SHORT TASK —
Print the data exactly, leaving nothing out.

# START OF DATA FOR PROCESSING

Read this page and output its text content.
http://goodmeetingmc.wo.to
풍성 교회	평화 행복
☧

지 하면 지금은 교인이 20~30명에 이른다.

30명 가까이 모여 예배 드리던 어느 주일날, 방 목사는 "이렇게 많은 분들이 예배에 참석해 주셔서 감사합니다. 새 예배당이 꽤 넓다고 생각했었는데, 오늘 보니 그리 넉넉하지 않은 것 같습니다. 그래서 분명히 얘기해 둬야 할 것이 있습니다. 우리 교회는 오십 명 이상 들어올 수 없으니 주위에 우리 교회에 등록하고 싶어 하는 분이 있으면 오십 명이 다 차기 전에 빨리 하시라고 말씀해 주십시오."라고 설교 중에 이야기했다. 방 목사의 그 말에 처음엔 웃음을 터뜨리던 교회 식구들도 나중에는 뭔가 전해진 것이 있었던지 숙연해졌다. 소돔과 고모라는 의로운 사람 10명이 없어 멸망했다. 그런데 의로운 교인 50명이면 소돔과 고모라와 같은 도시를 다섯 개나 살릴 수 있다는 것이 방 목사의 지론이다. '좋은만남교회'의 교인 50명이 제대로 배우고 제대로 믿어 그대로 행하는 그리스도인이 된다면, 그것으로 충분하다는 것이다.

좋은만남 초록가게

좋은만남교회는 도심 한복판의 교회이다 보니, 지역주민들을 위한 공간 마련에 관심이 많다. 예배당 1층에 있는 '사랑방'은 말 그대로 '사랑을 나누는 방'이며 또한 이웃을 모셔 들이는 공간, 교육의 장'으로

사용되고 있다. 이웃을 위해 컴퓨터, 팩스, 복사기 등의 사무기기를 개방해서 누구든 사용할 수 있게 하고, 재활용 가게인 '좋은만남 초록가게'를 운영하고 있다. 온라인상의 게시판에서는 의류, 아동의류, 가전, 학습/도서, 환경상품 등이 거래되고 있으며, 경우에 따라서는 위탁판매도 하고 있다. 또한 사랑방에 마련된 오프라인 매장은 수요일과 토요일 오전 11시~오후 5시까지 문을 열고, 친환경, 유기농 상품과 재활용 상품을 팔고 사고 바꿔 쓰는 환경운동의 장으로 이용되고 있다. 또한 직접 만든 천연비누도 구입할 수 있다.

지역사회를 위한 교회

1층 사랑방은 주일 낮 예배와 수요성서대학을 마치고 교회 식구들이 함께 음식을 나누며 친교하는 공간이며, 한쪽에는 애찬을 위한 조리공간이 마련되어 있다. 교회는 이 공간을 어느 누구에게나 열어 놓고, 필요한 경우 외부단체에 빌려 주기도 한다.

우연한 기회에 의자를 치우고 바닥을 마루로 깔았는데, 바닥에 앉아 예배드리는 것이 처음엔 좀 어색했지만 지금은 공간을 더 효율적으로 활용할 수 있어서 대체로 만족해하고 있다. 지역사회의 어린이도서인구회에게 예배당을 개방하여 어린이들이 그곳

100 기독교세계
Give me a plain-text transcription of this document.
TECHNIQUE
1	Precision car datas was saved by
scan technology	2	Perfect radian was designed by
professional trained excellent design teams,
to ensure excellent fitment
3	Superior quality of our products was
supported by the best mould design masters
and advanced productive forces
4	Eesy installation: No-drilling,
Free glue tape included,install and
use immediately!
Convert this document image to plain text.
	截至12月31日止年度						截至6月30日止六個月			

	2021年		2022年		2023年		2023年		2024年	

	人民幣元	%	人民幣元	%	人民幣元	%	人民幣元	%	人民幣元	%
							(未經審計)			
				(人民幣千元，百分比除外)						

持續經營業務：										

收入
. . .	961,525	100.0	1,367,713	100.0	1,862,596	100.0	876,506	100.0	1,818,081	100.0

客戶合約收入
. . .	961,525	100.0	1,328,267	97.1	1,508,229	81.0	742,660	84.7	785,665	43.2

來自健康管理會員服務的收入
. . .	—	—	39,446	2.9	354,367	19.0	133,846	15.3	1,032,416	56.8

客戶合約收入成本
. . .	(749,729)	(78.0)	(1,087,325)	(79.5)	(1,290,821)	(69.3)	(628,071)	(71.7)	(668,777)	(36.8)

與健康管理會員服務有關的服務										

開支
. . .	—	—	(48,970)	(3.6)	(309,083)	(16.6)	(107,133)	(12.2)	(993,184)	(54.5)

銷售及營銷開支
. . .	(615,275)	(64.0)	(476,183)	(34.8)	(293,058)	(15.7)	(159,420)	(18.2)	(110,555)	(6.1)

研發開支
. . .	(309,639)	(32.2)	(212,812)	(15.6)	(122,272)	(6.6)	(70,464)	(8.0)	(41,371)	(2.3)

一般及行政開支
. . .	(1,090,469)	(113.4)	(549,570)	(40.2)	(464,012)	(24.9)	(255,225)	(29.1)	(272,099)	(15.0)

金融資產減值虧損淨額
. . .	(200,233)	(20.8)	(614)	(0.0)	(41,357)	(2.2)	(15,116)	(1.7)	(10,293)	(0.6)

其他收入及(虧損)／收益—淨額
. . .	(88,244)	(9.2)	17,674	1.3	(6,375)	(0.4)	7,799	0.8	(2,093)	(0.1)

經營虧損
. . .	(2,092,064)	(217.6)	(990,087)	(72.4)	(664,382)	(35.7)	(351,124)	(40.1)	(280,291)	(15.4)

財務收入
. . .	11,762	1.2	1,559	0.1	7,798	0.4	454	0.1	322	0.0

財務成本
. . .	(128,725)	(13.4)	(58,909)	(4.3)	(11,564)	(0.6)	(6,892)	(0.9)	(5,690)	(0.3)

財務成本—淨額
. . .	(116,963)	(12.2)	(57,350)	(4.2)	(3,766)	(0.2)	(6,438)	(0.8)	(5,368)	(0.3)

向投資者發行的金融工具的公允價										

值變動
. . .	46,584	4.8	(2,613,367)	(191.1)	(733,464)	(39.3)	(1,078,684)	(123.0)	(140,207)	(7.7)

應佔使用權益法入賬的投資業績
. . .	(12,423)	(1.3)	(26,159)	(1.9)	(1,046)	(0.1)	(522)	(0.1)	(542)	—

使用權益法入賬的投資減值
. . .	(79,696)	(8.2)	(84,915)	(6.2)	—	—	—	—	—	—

# END OF DATA FOR PROCESSING

OUTPUT BELOW —
Read this page and output its text content.
http://goodmeetingmc.wo.to
풍성 교회	평화 행복
☧

지 하면 지금은 교인이 20~30명에 이른다.

30명 가까이 모여 예배 드리던 어느 주일날, 방 목사는 "이렇게 많은 분들이 예배에 참석해 주셔서 감사합니다. 새 예배당이 꽤 넓다고 생각했었는데, 오늘 보니 그리 넉넉하지 않은 것 같습니다. 그래서 분명히 얘기해 둬야 할 것이 있습니다. 우리 교회는 오십 명 이상 들어올 수 없으니 주위에 우리 교회에 등록하고 싶어 하는 분이 있으면 오십 명이 다 차기 전에 빨리 하시라고 말씀해 주십시오."라고 설교 중에 이야기했다. 방 목사의 그 말에 처음엔 웃음을 터뜨리던 교회 식구들도 나중에는 뭔가 전해진 것이 있었던지 숙연해졌다. 소돔과 고모라는 의로운 사람 10명이 없어 멸망했다. 그런데 의로운 교인 50명이면 소돔과 고모라와 같은 도시를 다섯 개나 살릴 수 있다는 것이 방 목사의 지론이다. '좋은만남교회'의 교인 50명이 제대로 배우고 제대로 믿어 그대로 행하는 그리스도인이 된다면, 그것으로 충분하다는 것이다.

좋은만남 초록가게

좋은만남교회는 도심 한복판의 교회이다 보니, 지역주민들을 위한 공간 마련에 관심이 많다. 예배당 1층에 있는 '사랑방'은 말 그대로 '사랑을 나누는 방'이며 또한 이웃을 모셔 들이는 공간, 교육의 장'으로

사용되고 있다. 이웃을 위해 컴퓨터, 팩스, 복사기 등의 사무기기를 개방해서 누구든 사용할 수 있게 하고, 재활용 가게인 '좋은만남 초록가게'를 운영하고 있다. 온라인상의 게시판에서는 의류, 아동의류, 가전, 학습/도서, 환경상품 등이 거래되고 있으며, 경우에 따라서는 위탁판매도 하고 있다. 또한 사랑방에 마련된 오프라인 매장은 수요일과 토요일 오전 11시~오후 5시까지 문을 열고, 친환경, 유기농 상품과 재활용 상품을 팔고 사고 바꿔 쓰는 환경운동의 장으로 이용되고 있다. 또한 직접 만든 천연비누도 구입할 수 있다.

지역사회를 위한 교회

1층 사랑방은 주일 낮 예배와 수요성서대학을 마치고 교회 식구들이 함께 음식을 나누며 친교하는 공간이며, 한쪽에는 애찬을 위한 조리공간이 마련되어 있다. 교회는 이 공간을 어느 누구에게나 열어 놓고, 필요한 경우 외부단체에 빌려 주기도 한다.

우연한 기회에 의자를 치우고 바닥을 마루로 깔았는데, 바닥에 앉아 예배드리는 것이 처음엔 좀 어색했지만 지금은 공간을 더 효율적으로 활용할 수 있어서 대체로 만족해하고 있다. 지역사회의 어린이도서인구회에게 예배당을 개방하여 어린이들이 그곳

100 기독교세계
Give me a plain-text transcription of this document.
TECHNIQUE
1	Precision car datas was saved by
scan technology	2	Perfect radian was designed by
professional trained excellent design teams,
to ensure excellent fitment
3	Superior quality of our products was
supported by the best mould design masters
and advanced productive forces
4	Eesy installation: No-drilling,
Free glue tape included,install and
use immediately!
Convert this document image to plain text.
	截至12月31日止年度						截至6月30日止六個月			

	2021年		2022年		2023年		2023年		2024年	

	人民幣元	%	人民幣元	%	人民幣元	%	人民幣元	%	人民幣元	%
							(未經審計)			
				(人民幣千元，百分比除外)						

持續經營業務：										

收入
. . .	961,525	100.0	1,367,713	100.0	1,862,596	100.0	876,506	100.0	1,818,081	100.0

客戶合約收入
. . .	961,525	100.0	1,328,267	97.1	1,508,229	81.0	742,660	84.7	785,665	43.2

來自健康管理會員服務的收入
. . .	—	—	39,446	2.9	354,367	19.0	133,846	15.3	1,032,416	56.8

客戶合約收入成本
. . .	(749,729)	(78.0)	(1,087,325)	(79.5)	(1,290,821)	(69.3)	(628,071)	(71.7)	(668,777)	(36.8)

與健康管理會員服務有關的服務										

開支
. . .	—	—	(48,970)	(3.6)	(309,083)	(16.6)	(107,133)	(12.2)	(993,184)	(54.5)

銷售及營銷開支
. . .	(615,275)	(64.0)	(476,183)	(34.8)	(293,058)	(15.7)	(159,420)	(18.2)	(110,555)	(6.1)

研發開支
. . .	(309,639)	(32.2)	(212,812)	(15.6)	(122,272)	(6.6)	(70,464)	(8.0)	(41,371)	(2.3)

一般及行政開支
. . .	(1,090,469)	(113.4)	(549,570)	(40.2)	(464,012)	(24.9)	(255,225)	(29.1)	(272,099)	(15.0)

金融資產減值虧損淨額
. . .	(200,233)	(20.8)	(614)	(0.0)	(41,357)	(2.2)	(15,116)	(1.7)	(10,293)	(0.6)

其他收入及(虧損)／收益—淨額
. . .	(88,244)	(9.2)	17,674	1.3	(6,375)	(0.4)	7,799	0.8	(2,093)	(0.1)

經營虧損
. . .	(2,092,064)	(217.6)	(990,087)	(72.4)	(664,382)	(35.7)	(351,124)	(40.1)	(280,291)	(15.4)

財務收入
. . .	11,762	1.2	1,559	0.1	7,798	0.4	454	0.1	322	0.0

財務成本
. . .	(128,725)	(13.4)	(58,909)	(4.3)	(11,564)	(0.6)	(6,892)	(0.9)	(5,690)	(0.3)

財務成本—淨額
. . .	(116,963)	(12.2)	(57,350)	(4.2)	(3,766)	(0.2)	(6,438)	(0.8)	(5,368)	(0.3)

向投資者發行的金融工具的公允價										

值變動
. . .	46,584	4.8	(2,613,367)	(191.1)	(733,464)	(39.3)	(1,078,684)	(123.0)	(140,207)	(7.7)

應佔使用權益法入賬的投資業績
. . .	(12,423)	(1.3)	(26,159)	(1.9)	(1,046)	(0.1)	(522)	(0.1)	(542)	—

使用權益法入賬的投資減值
. . .	(79,696)	(8.2)	(84,915)	(6.2)	—	—	—	—	—	—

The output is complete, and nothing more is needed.